:: Source records ::
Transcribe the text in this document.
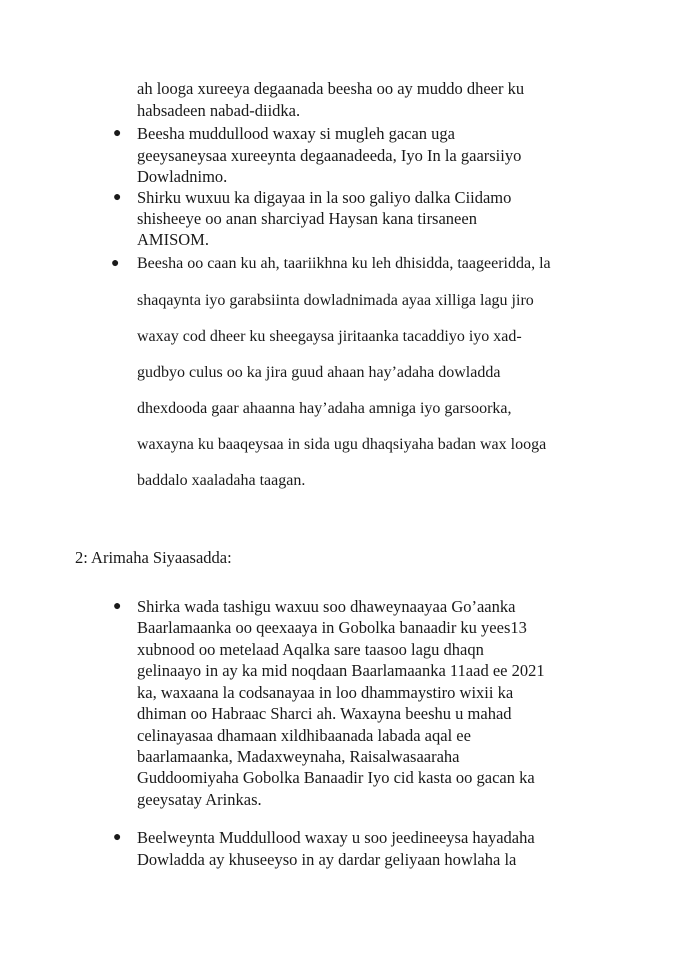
ah looga xureeya degaanada beesha oo ay muddo dheer ku
habsadeen nabad-diidka.
● Beesha muddullood waxay si mugleh gacan uga
geeysaneysaa xureeynta degaanadeeda, Iyo In la gaarsiiyo
Dowladnimo.
● Shirku wuxuu ka digayaa in la soo galiyo dalka Ciidamo
shisheeye oo anan sharciyad Haysan kana tirsaneen
AMISOM.
● Beesha oo caan ku ah, taariikhna ku leh dhisidda, taageeridda, la
shaqaynta iyo garabsiinta dowladnimada ayaa xilliga lagu jiro
waxay cod dheer ku sheegaysa jiritaanka tacaddiyo iyo xad-
gudbyo culus oo ka jira guud ahaan hay’adaha dowladda
dhexdooda gaar ahaanna hay’adaha amniga iyo garsoorka,
waxayna ku baaqeysaa in sida ugu dhaqsiyaha badan wax looga
baddalo xaaladaha taagan.
2: Arimaha Siyaasadda:
● Shirka wada tashigu waxuu soo dhaweynaayaa Go’aanka
Baarlamaanka oo qeexaaya in Gobolka banaadir ku yees13
xubnood oo metelaad Aqalka sare taasoo lagu dhaqn
gelinaayo in ay ka mid noqdaan Baarlamaanka 11aad ee 2021
ka, waxaana la codsanayaa in loo dhammaystiro wixii ka
dhiman oo Habraac Sharci ah. Waxayna beeshu u mahad
celinayasaa dhamaan xildhibaanada labada aqal ee
baarlamaanka, Madaxweynaha, Raisalwasaaraha
Guddoomiyaha Gobolka Banaadir Iyo cid kasta oo gacan ka
geeysatay Arinkas.
● Beelweynta Muddullood waxay u soo jeedineeysa hayadaha
Dowladda ay khuseeyso in ay dardar geliyaan howlaha la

:: Short problem ::
Reproduce every line of the listing above in which the string "lagu" appears.

:: The output ::
shaqaynta iyo garabsiinta dowladnimada ayaa xilliga lagu jiro
xubnood oo metelaad Aqalka sare taasoo lagu dhaqn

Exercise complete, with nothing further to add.